- Provided records:
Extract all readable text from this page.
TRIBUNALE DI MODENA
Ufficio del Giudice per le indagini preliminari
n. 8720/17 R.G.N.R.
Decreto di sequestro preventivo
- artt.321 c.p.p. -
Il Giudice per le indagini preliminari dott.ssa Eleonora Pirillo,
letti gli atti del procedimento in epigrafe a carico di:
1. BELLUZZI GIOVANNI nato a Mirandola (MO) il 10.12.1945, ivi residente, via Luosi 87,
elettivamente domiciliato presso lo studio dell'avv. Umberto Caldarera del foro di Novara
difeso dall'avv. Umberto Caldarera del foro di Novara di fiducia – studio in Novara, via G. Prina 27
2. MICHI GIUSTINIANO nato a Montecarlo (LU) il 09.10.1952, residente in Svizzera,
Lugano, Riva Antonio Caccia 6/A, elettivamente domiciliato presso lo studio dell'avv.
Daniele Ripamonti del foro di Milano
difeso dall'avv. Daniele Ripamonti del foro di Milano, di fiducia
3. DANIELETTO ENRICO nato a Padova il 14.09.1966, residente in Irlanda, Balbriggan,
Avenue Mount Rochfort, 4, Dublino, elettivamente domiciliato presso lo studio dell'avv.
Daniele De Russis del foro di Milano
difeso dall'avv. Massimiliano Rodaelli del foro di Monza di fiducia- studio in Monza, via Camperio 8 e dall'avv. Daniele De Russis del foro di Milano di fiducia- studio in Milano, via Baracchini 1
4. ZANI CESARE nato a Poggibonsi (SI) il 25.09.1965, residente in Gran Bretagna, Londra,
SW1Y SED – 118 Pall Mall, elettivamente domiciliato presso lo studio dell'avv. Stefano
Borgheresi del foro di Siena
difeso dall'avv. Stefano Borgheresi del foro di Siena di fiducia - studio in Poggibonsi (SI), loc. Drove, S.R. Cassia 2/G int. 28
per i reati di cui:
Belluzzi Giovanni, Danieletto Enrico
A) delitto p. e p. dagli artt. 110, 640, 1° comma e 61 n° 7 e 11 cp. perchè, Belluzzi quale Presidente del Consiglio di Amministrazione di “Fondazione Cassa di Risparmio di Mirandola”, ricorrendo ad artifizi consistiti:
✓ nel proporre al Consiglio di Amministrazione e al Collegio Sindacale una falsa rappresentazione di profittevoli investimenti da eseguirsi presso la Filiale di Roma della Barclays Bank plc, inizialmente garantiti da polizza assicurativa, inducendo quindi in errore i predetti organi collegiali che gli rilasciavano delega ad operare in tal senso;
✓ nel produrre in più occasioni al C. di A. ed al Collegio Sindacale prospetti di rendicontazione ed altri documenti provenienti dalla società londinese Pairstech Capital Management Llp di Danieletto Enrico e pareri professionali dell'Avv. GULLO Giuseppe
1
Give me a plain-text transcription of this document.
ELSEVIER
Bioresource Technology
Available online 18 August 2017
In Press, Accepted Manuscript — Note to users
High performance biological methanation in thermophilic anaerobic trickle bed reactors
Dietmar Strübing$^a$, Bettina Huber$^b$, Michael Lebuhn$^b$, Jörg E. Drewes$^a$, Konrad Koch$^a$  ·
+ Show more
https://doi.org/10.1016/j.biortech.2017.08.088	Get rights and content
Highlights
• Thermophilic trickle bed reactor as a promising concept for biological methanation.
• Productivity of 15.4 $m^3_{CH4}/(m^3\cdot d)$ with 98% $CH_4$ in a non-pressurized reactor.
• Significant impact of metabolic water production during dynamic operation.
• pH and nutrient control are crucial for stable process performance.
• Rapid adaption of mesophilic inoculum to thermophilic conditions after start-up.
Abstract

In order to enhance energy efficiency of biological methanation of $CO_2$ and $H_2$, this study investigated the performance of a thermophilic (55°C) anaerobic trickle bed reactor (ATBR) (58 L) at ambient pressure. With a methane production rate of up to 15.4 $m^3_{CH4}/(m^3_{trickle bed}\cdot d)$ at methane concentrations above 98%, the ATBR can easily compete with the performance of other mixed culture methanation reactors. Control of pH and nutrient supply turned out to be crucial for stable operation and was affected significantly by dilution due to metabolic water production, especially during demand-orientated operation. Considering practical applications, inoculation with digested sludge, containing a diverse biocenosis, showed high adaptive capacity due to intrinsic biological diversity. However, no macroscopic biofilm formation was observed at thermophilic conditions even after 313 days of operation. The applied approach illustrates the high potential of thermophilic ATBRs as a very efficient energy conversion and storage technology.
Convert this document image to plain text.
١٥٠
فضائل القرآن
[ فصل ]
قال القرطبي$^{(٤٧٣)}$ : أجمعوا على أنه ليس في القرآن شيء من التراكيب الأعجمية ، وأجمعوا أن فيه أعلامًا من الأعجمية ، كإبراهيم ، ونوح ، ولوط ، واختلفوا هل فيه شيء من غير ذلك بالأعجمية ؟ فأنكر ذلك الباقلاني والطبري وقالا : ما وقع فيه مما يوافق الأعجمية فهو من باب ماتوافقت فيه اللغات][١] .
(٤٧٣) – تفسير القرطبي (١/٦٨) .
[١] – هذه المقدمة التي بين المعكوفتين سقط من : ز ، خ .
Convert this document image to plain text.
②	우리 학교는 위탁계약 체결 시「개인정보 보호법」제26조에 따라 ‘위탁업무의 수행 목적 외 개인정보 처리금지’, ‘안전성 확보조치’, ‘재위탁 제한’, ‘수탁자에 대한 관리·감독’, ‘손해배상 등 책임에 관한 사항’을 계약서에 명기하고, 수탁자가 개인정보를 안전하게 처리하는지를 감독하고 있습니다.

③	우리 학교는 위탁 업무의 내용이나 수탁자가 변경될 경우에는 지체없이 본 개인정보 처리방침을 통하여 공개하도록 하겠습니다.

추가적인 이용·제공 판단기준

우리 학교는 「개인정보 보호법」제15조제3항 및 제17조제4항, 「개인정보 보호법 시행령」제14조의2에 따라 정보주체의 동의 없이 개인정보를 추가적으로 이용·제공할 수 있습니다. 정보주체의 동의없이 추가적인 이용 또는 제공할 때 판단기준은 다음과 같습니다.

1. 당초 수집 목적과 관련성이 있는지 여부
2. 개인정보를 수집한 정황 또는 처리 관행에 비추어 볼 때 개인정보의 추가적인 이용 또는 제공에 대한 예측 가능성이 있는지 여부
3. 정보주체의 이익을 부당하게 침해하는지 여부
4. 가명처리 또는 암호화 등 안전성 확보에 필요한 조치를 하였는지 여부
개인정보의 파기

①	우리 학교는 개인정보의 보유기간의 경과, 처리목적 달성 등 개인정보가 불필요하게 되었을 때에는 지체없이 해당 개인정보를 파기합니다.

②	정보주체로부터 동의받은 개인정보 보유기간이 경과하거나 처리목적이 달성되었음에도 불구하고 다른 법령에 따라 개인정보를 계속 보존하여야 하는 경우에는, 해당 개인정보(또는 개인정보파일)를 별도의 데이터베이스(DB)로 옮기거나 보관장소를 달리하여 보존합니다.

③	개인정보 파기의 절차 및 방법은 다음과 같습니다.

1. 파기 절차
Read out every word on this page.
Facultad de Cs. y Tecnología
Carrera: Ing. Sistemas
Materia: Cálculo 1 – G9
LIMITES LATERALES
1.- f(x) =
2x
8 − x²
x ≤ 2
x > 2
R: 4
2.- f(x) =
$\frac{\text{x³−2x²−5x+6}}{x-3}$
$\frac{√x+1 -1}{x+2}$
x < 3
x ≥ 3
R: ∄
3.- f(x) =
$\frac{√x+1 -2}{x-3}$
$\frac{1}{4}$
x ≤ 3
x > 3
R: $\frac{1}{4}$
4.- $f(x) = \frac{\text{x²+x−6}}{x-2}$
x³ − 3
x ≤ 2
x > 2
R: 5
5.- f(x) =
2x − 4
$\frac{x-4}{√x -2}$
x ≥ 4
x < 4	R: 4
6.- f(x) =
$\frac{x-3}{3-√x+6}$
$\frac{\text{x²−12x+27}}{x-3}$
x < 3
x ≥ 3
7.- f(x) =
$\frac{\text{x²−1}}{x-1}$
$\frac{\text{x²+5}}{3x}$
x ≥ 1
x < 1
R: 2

- Aim:
Filter the listing above by the word "Umberto"; copy each line that passes.

- Finished exercise:
elettivamente domiciliato presso lo studio dell'avv. Umberto Caldarera del foro di Novara
difeso dall'avv. Umberto Caldarera del foro di Novara di fiducia – studio in Novara, via G. Prina 27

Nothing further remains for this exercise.